The request: Check each line of the material below, and copy it if it holds the string "glucose".

Records excerpted from a collection:
◇ ◇ ◇

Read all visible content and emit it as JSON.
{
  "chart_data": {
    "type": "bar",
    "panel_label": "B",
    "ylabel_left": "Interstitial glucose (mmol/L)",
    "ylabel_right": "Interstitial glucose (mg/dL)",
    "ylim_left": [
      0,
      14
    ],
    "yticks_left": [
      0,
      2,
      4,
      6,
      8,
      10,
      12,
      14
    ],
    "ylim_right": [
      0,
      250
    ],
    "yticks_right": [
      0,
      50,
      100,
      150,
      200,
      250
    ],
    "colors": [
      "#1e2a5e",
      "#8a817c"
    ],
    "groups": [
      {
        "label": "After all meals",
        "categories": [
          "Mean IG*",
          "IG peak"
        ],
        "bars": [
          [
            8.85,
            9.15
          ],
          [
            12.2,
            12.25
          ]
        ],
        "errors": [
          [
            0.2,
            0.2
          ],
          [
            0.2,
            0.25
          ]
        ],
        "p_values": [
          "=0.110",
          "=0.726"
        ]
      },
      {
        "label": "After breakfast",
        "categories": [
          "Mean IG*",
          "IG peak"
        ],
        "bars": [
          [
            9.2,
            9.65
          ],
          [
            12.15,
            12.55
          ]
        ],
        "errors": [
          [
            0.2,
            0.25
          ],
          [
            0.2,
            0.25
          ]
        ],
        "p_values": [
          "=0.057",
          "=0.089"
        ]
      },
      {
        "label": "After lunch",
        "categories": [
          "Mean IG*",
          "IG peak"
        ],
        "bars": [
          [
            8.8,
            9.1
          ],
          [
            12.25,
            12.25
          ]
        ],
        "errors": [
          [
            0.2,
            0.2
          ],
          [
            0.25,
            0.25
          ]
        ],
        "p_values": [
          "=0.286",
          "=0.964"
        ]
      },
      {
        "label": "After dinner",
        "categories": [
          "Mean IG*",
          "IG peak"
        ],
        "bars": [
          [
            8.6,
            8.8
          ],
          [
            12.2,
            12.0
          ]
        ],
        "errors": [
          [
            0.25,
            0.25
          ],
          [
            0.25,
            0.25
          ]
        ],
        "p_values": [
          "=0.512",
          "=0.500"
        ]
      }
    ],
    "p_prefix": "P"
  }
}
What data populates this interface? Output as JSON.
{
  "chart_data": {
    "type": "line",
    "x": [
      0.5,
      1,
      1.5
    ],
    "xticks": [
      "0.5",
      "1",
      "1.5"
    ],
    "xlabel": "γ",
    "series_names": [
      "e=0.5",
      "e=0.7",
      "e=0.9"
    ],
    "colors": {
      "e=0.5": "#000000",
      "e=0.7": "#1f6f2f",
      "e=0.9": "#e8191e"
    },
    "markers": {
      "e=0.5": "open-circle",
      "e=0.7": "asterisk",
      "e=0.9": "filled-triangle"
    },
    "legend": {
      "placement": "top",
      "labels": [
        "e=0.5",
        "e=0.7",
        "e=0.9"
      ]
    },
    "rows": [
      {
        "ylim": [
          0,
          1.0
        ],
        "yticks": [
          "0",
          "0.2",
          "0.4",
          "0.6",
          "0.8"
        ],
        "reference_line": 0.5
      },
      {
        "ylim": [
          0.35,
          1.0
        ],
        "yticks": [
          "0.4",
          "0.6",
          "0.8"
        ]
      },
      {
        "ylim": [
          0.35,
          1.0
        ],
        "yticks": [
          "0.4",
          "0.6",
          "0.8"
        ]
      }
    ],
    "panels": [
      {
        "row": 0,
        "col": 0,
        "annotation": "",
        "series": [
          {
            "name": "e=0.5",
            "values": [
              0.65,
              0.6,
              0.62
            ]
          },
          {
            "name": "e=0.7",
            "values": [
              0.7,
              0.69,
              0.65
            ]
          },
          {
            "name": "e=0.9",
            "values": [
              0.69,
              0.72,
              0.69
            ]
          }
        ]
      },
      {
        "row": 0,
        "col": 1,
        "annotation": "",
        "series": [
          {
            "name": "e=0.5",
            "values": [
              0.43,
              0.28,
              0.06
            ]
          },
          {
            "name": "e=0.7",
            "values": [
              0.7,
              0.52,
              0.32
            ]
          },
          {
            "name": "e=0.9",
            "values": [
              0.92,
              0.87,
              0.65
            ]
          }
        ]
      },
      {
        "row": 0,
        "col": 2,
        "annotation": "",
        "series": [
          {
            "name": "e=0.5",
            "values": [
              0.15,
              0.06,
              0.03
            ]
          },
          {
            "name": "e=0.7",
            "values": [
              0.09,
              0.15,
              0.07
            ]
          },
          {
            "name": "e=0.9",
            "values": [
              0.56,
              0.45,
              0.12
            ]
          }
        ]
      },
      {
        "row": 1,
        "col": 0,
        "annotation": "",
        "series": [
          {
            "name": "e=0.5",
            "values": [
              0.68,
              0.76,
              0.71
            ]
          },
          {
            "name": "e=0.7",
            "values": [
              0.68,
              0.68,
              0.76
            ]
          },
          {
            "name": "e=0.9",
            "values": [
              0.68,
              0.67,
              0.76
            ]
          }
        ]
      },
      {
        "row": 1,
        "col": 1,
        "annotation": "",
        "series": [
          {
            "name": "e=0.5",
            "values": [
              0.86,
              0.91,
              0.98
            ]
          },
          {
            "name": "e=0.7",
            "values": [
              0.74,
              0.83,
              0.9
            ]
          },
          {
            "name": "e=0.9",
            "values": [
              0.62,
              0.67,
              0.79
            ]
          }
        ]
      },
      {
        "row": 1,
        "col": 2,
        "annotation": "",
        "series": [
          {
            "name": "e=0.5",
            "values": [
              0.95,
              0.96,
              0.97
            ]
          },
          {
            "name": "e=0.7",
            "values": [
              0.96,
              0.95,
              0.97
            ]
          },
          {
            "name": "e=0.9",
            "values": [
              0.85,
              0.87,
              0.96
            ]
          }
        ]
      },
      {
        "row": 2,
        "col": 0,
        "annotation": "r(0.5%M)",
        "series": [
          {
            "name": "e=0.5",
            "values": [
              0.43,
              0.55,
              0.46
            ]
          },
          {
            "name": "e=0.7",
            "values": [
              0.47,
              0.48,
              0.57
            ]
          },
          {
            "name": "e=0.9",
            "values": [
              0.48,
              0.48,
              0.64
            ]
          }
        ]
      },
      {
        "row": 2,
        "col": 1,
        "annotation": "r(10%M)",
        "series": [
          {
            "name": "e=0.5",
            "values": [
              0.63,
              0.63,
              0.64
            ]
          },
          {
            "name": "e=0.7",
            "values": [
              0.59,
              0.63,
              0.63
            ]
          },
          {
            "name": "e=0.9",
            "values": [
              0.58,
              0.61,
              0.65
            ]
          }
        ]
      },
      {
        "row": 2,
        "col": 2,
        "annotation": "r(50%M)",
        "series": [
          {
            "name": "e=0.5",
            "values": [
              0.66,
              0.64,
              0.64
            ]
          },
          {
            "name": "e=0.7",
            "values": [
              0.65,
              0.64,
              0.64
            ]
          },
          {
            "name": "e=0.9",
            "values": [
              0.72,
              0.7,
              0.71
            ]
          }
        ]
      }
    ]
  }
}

◇ ◇ ◇

Full answer:
    "ylabel_left": "Interstitial glucose (mmol/L)",
    "ylabel_right": "Interstitial glucose (mg/dL)",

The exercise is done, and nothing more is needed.